WHAT IS BEING ASKED = Repeat every entry in the listing below, exactly.

PROVIDED DATA =
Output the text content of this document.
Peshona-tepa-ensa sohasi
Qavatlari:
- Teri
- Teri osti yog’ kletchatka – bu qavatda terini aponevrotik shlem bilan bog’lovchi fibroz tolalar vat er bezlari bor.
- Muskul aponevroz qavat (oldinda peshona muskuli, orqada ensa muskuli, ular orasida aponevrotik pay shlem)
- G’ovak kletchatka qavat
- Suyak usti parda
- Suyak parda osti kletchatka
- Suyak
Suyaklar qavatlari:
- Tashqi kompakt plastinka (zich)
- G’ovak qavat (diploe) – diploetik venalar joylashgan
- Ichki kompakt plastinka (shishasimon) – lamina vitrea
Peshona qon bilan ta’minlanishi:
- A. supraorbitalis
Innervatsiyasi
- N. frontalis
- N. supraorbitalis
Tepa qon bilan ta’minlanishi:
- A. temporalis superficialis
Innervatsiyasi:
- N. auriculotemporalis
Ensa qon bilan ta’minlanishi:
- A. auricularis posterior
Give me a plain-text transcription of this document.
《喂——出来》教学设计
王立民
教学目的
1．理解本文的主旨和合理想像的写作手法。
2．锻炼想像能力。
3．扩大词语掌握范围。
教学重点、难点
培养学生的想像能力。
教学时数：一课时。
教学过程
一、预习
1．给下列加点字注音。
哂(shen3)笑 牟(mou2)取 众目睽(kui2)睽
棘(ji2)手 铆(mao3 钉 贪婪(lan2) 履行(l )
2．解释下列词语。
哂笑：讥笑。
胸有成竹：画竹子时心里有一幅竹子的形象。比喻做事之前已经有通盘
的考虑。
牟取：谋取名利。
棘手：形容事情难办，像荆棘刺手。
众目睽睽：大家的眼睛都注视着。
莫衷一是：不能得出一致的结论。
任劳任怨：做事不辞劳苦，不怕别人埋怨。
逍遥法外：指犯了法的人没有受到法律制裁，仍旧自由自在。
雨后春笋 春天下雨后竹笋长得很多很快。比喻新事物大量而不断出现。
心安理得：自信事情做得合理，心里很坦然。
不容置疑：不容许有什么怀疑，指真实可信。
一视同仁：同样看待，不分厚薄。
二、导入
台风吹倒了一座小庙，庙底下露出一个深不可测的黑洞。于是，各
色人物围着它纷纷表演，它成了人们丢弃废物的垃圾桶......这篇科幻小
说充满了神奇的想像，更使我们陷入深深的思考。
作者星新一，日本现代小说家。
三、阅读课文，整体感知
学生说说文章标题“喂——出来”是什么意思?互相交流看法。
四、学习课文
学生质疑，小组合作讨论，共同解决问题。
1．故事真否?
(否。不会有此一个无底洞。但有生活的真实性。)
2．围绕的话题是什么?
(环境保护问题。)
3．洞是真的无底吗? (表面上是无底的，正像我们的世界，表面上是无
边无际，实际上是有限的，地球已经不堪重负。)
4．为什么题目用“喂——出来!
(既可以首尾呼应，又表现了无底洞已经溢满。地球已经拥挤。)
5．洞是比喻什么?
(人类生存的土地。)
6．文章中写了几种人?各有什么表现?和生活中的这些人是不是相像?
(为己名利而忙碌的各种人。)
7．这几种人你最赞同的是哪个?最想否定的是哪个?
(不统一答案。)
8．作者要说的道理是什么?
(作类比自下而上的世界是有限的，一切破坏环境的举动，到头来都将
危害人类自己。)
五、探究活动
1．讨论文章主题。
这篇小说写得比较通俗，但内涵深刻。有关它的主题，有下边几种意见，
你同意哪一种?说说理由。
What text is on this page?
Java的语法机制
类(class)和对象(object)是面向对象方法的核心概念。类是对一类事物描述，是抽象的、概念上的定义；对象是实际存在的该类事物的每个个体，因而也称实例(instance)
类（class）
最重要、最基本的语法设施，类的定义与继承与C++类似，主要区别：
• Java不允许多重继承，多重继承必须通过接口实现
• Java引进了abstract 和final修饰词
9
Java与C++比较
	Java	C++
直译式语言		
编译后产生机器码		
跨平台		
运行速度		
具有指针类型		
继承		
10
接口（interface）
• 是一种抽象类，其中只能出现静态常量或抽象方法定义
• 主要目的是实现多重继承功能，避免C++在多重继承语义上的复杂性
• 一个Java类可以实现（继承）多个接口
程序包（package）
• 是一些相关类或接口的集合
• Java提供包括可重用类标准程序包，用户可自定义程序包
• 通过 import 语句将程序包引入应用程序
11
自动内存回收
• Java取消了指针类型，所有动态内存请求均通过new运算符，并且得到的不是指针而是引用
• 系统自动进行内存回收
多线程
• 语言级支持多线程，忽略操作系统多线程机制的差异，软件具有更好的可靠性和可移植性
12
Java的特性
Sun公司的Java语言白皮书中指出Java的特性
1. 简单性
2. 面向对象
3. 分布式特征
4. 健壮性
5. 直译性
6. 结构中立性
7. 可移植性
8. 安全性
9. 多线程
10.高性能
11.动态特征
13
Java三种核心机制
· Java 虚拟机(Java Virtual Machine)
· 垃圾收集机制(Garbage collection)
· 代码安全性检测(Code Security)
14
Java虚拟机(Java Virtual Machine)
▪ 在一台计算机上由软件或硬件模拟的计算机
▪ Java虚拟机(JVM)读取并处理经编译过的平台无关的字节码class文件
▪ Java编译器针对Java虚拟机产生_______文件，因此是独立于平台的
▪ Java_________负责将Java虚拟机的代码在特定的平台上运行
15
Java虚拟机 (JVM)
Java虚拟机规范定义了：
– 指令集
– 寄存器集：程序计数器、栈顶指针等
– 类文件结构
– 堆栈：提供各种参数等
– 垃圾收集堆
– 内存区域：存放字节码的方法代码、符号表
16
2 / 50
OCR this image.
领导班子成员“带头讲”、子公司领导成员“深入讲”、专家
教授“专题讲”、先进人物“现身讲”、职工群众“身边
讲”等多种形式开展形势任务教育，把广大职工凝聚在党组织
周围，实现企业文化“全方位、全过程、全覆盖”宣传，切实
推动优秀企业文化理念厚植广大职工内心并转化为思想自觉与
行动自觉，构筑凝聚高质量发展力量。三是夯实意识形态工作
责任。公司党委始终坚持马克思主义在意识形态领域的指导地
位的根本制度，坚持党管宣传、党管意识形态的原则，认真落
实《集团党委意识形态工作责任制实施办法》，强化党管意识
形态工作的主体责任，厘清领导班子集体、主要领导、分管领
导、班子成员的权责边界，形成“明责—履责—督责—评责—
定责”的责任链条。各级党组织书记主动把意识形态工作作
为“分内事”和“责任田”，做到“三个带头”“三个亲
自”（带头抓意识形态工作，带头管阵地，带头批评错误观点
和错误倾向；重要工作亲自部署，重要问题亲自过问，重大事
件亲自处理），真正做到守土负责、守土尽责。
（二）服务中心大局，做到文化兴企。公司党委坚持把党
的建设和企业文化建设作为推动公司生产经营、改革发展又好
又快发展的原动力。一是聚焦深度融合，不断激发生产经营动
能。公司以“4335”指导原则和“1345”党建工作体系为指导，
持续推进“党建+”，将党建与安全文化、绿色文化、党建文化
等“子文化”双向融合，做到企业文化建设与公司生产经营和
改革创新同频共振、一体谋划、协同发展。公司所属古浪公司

TASK ANSWER =
Output the text content of this document.
Peshona-tepa-ensa sohasi
Qavatlari:
- Teri
- Teri osti yog’ kletchatka – bu qavatda terini aponevrotik shlem bilan bog’lovchi fibroz tolalar vat er bezlari bor.
- Muskul aponevroz qavat (oldinda peshona muskuli, orqada ensa muskuli, ular orasida aponevrotik pay shlem)
- G’ovak kletchatka qavat
- Suyak usti parda
- Suyak parda osti kletchatka
- Suyak
Suyaklar qavatlari:
- Tashqi kompakt plastinka (zich)
- G’ovak qavat (diploe) – diploetik venalar joylashgan
- Ichki kompakt plastinka (shishasimon) – lamina vitrea
Peshona qon bilan ta’minlanishi:
- A. supraorbitalis
Innervatsiyasi
- N. frontalis
- N. supraorbitalis
Tepa qon bilan ta’minlanishi:
- A. temporalis superficialis
Innervatsiyasi:
- N. auriculotemporalis
Ensa qon bilan ta’minlanishi:
- A. auricularis posterior
Give me a plain-text transcription of this document.
《喂——出来》教学设计
王立民
教学目的
1．理解本文的主旨和合理想像的写作手法。
2．锻炼想像能力。
3．扩大词语掌握范围。
教学重点、难点
培养学生的想像能力。
教学时数：一课时。
教学过程
一、预习
1．给下列加点字注音。
哂(shen3)笑 牟(mou2)取 众目睽(kui2)睽
棘(ji2)手 铆(mao3 钉 贪婪(lan2) 履行(l )
2．解释下列词语。
哂笑：讥笑。
胸有成竹：画竹子时心里有一幅竹子的形象。比喻做事之前已经有通盘
的考虑。
牟取：谋取名利。
棘手：形容事情难办，像荆棘刺手。
众目睽睽：大家的眼睛都注视着。
莫衷一是：不能得出一致的结论。
任劳任怨：做事不辞劳苦，不怕别人埋怨。
逍遥法外：指犯了法的人没有受到法律制裁，仍旧自由自在。
雨后春笋 春天下雨后竹笋长得很多很快。比喻新事物大量而不断出现。
心安理得：自信事情做得合理，心里很坦然。
不容置疑：不容许有什么怀疑，指真实可信。
一视同仁：同样看待，不分厚薄。
二、导入
台风吹倒了一座小庙，庙底下露出一个深不可测的黑洞。于是，各
色人物围着它纷纷表演，它成了人们丢弃废物的垃圾桶......这篇科幻小
说充满了神奇的想像，更使我们陷入深深的思考。
作者星新一，日本现代小说家。
三、阅读课文，整体感知
学生说说文章标题“喂——出来”是什么意思?互相交流看法。
四、学习课文
学生质疑，小组合作讨论，共同解决问题。
1．故事真否?
(否。不会有此一个无底洞。但有生活的真实性。)
2．围绕的话题是什么?
(环境保护问题。)
3．洞是真的无底吗? (表面上是无底的，正像我们的世界，表面上是无
边无际，实际上是有限的，地球已经不堪重负。)
4．为什么题目用“喂——出来!
(既可以首尾呼应，又表现了无底洞已经溢满。地球已经拥挤。)
5．洞是比喻什么?
(人类生存的土地。)
6．文章中写了几种人?各有什么表现?和生活中的这些人是不是相像?
(为己名利而忙碌的各种人。)
7．这几种人你最赞同的是哪个?最想否定的是哪个?
(不统一答案。)
8．作者要说的道理是什么?
(作类比自下而上的世界是有限的，一切破坏环境的举动，到头来都将
危害人类自己。)
五、探究活动
1．讨论文章主题。
这篇小说写得比较通俗，但内涵深刻。有关它的主题，有下边几种意见，
你同意哪一种?说说理由。
What text is on this page?
Java的语法机制
类(class)和对象(object)是面向对象方法的核心概念。类是对一类事物描述，是抽象的、概念上的定义；对象是实际存在的该类事物的每个个体，因而也称实例(instance)
类（class）
最重要、最基本的语法设施，类的定义与继承与C++类似，主要区别：
• Java不允许多重继承，多重继承必须通过接口实现
• Java引进了abstract 和final修饰词
9
Java与C++比较
	Java	C++
直译式语言		
编译后产生机器码		
跨平台		
运行速度		
具有指针类型		
继承		
10
接口（interface）
• 是一种抽象类，其中只能出现静态常量或抽象方法定义
• 主要目的是实现多重继承功能，避免C++在多重继承语义上的复杂性
• 一个Java类可以实现（继承）多个接口
程序包（package）
• 是一些相关类或接口的集合
• Java提供包括可重用类标准程序包，用户可自定义程序包
• 通过 import 语句将程序包引入应用程序
11
自动内存回收
• Java取消了指针类型，所有动态内存请求均通过new运算符，并且得到的不是指针而是引用
• 系统自动进行内存回收
多线程
• 语言级支持多线程，忽略操作系统多线程机制的差异，软件具有更好的可靠性和可移植性
12
Java的特性
Sun公司的Java语言白皮书中指出Java的特性
1. 简单性
2. 面向对象
3. 分布式特征
4. 健壮性
5. 直译性
6. 结构中立性
7. 可移植性
8. 安全性
9. 多线程
10.高性能
11.动态特征
13
Java三种核心机制
· Java 虚拟机(Java Virtual Machine)
· 垃圾收集机制(Garbage collection)
· 代码安全性检测(Code Security)
14
Java虚拟机(Java Virtual Machine)
▪ 在一台计算机上由软件或硬件模拟的计算机
▪ Java虚拟机(JVM)读取并处理经编译过的平台无关的字节码class文件
▪ Java编译器针对Java虚拟机产生_______文件，因此是独立于平台的
▪ Java_________负责将Java虚拟机的代码在特定的平台上运行
15
Java虚拟机 (JVM)
Java虚拟机规范定义了：
– 指令集
– 寄存器集：程序计数器、栈顶指针等
– 类文件结构
– 堆栈：提供各种参数等
– 垃圾收集堆
– 内存区域：存放字节码的方法代码、符号表
16
2 / 50
OCR this image.
领导班子成员“带头讲”、子公司领导成员“深入讲”、专家
教授“专题讲”、先进人物“现身讲”、职工群众“身边
讲”等多种形式开展形势任务教育，把广大职工凝聚在党组织
周围，实现企业文化“全方位、全过程、全覆盖”宣传，切实
推动优秀企业文化理念厚植广大职工内心并转化为思想自觉与
行动自觉，构筑凝聚高质量发展力量。三是夯实意识形态工作
责任。公司党委始终坚持马克思主义在意识形态领域的指导地
位的根本制度，坚持党管宣传、党管意识形态的原则，认真落
实《集团党委意识形态工作责任制实施办法》，强化党管意识
形态工作的主体责任，厘清领导班子集体、主要领导、分管领
导、班子成员的权责边界，形成“明责—履责—督责—评责—
定责”的责任链条。各级党组织书记主动把意识形态工作作
为“分内事”和“责任田”，做到“三个带头”“三个亲
自”（带头抓意识形态工作，带头管阵地，带头批评错误观点
和错误倾向；重要工作亲自部署，重要问题亲自过问，重大事
件亲自处理），真正做到守土负责、守土尽责。
（二）服务中心大局，做到文化兴企。公司党委坚持把党
的建设和企业文化建设作为推动公司生产经营、改革发展又好
又快发展的原动力。一是聚焦深度融合，不断激发生产经营动
能。公司以“4335”指导原则和“1345”党建工作体系为指导，
持续推进“党建+”，将党建与安全文化、绿色文化、党建文化
等“子文化”双向融合，做到企业文化建设与公司生产经营和
改革创新同频共振、一体谋划、协同发展。公司所属古浪公司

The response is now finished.